**EXERCISE REQUIREMENTS**.
Scan the records for the word "строительства". Copy each line that includes it.

**INPUT**.
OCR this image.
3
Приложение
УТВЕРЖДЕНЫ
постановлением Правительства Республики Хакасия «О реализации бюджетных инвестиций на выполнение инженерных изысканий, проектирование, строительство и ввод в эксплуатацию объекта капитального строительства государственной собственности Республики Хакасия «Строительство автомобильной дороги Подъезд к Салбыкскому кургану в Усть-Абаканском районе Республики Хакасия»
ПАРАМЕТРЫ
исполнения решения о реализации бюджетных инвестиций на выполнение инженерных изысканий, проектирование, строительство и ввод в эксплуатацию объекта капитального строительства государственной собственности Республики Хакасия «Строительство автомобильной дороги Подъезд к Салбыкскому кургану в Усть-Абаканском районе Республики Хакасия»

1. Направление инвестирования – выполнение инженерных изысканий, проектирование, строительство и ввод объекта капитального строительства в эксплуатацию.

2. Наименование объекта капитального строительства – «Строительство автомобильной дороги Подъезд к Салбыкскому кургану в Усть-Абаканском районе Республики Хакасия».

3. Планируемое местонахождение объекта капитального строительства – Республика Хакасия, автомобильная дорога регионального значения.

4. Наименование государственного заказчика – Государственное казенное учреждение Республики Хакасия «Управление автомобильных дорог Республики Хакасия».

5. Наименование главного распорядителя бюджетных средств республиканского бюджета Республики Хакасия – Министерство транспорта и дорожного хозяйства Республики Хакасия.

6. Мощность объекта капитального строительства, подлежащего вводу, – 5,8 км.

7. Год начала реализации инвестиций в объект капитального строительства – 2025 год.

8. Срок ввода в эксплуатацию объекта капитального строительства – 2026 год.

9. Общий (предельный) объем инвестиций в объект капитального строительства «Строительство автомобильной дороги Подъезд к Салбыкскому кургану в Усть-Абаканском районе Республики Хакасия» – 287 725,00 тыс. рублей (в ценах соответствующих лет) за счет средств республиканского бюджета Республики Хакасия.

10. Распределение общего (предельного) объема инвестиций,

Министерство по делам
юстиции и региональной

**RESULT FOR THIS TASK**.
постановлением Правительства Республики Хакасия «О реализации бюджетных инвестиций на выполнение инженерных изысканий, проектирование, строительство и ввод в эксплуатацию объекта капитального строительства государственной собственности Республики Хакасия «Строительство автомобильной дороги Подъезд к Салбыкскому кургану в Усть-Абаканском районе Республики Хакасия»
исполнения решения о реализации бюджетных инвестиций на выполнение инженерных изысканий, проектирование, строительство и ввод в эксплуатацию объекта капитального строительства государственной собственности Республики Хакасия «Строительство автомобильной дороги Подъезд к Салбыкскому кургану в Усть-Абаканском районе Республики Хакасия»
1. Направление инвестирования – выполнение инженерных изысканий, проектирование, строительство и ввод объекта капитального строительства в эксплуатацию.
2. Наименование объекта капитального строительства – «Строительство автомобильной дороги Подъезд к Салбыкскому кургану в Усть-Абаканском районе Республики Хакасия».
3. Планируемое местонахождение объекта капитального строительства – Республика Хакасия, автомобильная дорога регионального значения.
6. Мощность объекта капитального строительства, подлежащего вводу, – 5,8 км.
7. Год начала реализации инвестиций в объект капитального строительства – 2025 год.
8. Срок ввода в эксплуатацию объекта капитального строительства – 2026 год.
9. Общий (предельный) объем инвестиций в объект капитального строительства «Строительство автомобильной дороги Подъезд к Салбыкскому кургану в Усть-Абаканском районе Республики Хакасия» – 287 725,00 тыс. рублей (в ценах соответствующих лет) за счет средств республиканского бюджета Республики Хакасия.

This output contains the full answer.